The hourly heat losses from the tank were set to a constant value of 0.03%. This value was calculated from the basis of the surface area and storage capacity for the smallest tank (1000 m 3 ), and an assumed maximum temperature difference between the tank and the ambient (140 K, corresponding to an outdoor temperature of −20 C). The tank insulation was assumed to have a thermal conductivity of 0.05 W/(m · K) and a thickness of 300 mm. The storing efficiency of the tank, equal to 1 − heat losses, is thus very high (99.97%). The charging and discharging efficiency of a TES tank is related to the pumping efficiency, which only affects the electricity consumption. The study focuses on thermal energy and the charging and discharging efficiencies were thus not considered in the model.

2.3. Economic Evaluation

Having determined the total reduction in peak heating for different tank sizes, the heat production was allocated to the different peak heating boilers using the available data. The obtained reduction in peak heating was applied to first cut peak heating from boiler 1 (oil), thereafter boiler 4 (electricity), and finally from boiler 2 (CO), see Table 1. In Scenario 1, no oil is available, and any remaining peak heating demand on boiler 1 was allocated to boiler 4. In Scenario 2, no CO is available, and all remaining peak heating demand on boiler 2 was thus allocated to boiler 4.
The reduction in peak heating costs was thereafter calculated based on heat production costs for different peak heating sources, obtained from the DH supplier (Mo Fjernvarme AS). For CO and oil, constant price per kWh was applied. For electricity, the grid tariff depends on the total annual power demand, with a stepwise reduction in the tariff with an increase in demand by 1000 MWh. For the electricity price, different scenarios were evaluated. The energy prices are confidential and thus not shown. The payback period of a TES tank with a given size, N 0 , i , was calculated according to
N 0 , i = ln B i / ( B i I ( V i ) · r ) ln ( 1 + r ) ,
where B i is the savings in the form of reduction in peak heating costs and emissions taxes, I ( V i ) is the investment cost for a tank with a given size, and r is the interest rate. The interest rate was set to 8%, a value normally used by the DH supplier in their investment analysis. Data for investment costs for TES tanks of different sizes (confidential) were obtained from a Nordic supplier [15]. The costs were given in euros, and an exchange rate of 10 NOK/€ was applied for conversion. The investment costs apply for a pressurized TES tank allowing temperatures up to the maximum temperature of 120 C, and include insulation, safety apparatus, and internal diffusers. Based on a dialogue with the supplier, an addition of +30% was included in the costs to account for groundwork and additional infrastructure.

Emissions

The CO 2 and NO x emissions resulting from peak heating were calculated using yearly emission factors for the different sources given in Table 2, based on [16,17]. The CO 2 emission factor for electricity was set to 0 as the electricity used is 100% renewable, with guarantees of origin. For CO gas, the DH supplier has until now been granted free quotas for CO 2 ; however, this may change in near future. Two alternative CO 2 emission factors were thus evaluated for CO, 0 and 0.574 kg/kWh, as shown in Table 2. The DH supplier pays taxes based on the resulting emissions, currently equal to 250 NOK per ton CO 2 , and 10,500 NOK per ton NO x . The CO 2 tax is, however, expected to vary significantly in the years to come, and a sensitivity analysis was therefore carried out, varying the present tax by ±50%. For oil, 25% of the CO 2 tax is already included in the purchase price of the energy, and this was also taken into account in the analysis.

● The problem
Translate this sentence from the text on heat storage tanks into Spanish: "The tank insulation was assumed to have a thermal conductivity of 0.05 W/(m · K) and a thickness of 300 mm." The data after this text is separate material with no connection to it.

[Dataset entries]
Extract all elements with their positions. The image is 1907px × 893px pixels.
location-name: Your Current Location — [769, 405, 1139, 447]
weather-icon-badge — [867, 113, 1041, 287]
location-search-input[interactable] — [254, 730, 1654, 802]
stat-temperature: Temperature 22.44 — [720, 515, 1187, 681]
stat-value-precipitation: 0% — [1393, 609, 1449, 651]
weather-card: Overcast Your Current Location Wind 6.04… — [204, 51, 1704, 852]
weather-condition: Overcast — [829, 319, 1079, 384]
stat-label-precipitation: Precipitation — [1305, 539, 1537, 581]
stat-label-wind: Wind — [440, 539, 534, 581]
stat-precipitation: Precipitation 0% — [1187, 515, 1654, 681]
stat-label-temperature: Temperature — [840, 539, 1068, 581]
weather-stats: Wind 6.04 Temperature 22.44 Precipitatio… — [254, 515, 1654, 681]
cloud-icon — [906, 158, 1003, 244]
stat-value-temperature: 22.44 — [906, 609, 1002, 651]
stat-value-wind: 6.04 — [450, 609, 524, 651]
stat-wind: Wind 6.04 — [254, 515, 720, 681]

● Answer section
Se supuso que el aislamiento del tanque tenía una conductividad térmica de 0,05 W/(m · K) y un espesor de 300 mm.